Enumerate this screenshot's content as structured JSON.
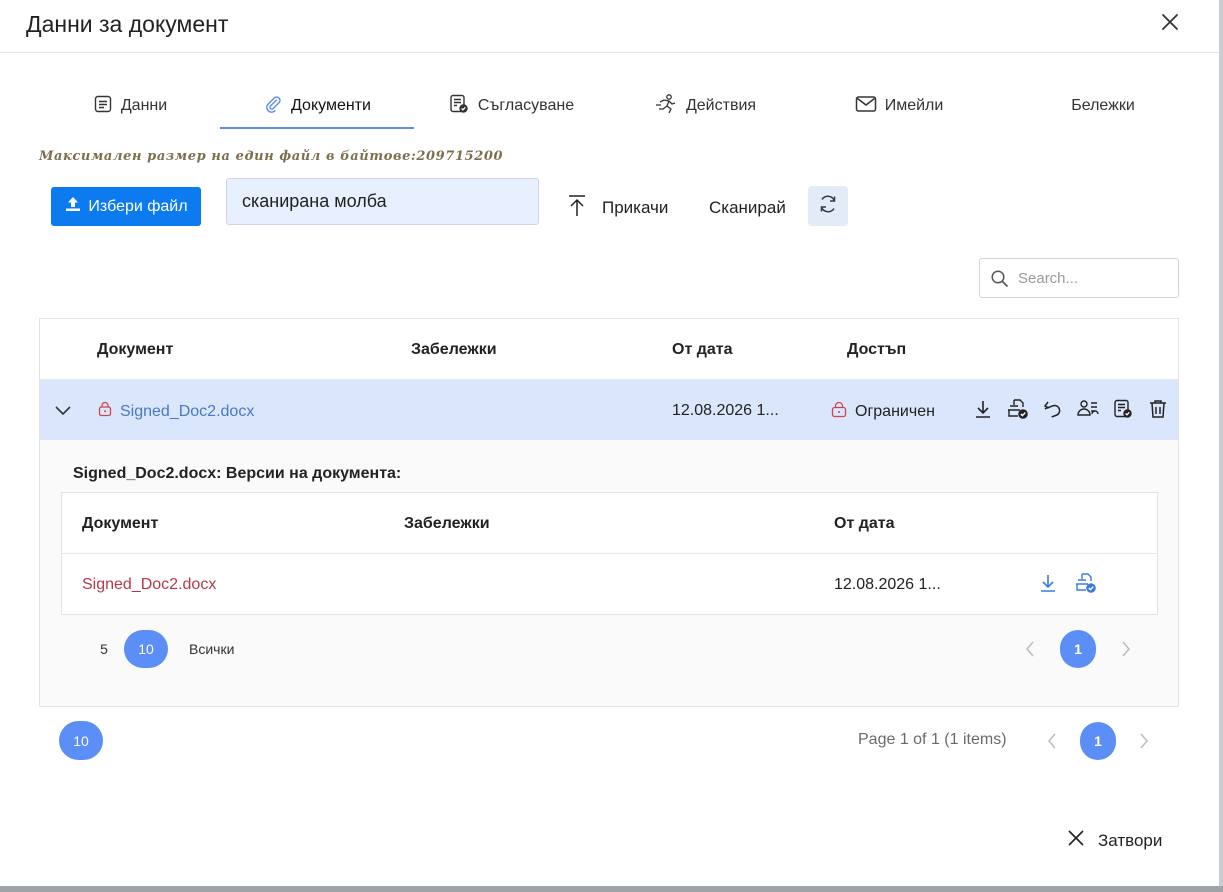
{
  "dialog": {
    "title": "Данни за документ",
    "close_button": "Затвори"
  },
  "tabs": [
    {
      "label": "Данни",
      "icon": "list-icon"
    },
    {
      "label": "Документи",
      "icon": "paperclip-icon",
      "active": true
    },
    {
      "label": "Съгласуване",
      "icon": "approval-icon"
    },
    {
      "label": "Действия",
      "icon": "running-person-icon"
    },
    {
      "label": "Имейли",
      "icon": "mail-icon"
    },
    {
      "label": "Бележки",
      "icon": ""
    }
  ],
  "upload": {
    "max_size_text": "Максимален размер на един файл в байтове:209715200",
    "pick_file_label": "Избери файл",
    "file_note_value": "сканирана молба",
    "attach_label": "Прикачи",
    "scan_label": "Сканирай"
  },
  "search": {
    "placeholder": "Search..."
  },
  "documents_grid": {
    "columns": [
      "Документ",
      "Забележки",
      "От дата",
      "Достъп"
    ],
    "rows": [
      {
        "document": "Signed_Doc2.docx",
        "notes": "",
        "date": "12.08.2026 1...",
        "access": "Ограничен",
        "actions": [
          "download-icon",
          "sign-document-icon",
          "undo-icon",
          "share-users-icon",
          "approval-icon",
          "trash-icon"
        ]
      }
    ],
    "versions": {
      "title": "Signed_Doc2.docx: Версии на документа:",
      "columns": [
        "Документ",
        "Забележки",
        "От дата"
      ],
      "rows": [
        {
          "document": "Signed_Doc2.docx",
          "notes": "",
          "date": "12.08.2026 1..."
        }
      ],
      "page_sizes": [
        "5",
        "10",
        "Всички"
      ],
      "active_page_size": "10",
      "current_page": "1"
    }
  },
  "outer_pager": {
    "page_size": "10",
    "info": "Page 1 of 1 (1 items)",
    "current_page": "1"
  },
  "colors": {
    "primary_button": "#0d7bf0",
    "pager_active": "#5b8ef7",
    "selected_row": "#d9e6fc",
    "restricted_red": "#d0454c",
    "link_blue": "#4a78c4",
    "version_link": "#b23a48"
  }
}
# # #
Written request
Each line above that includes "файл" counts once; state the total and nothing more.

Answer below
2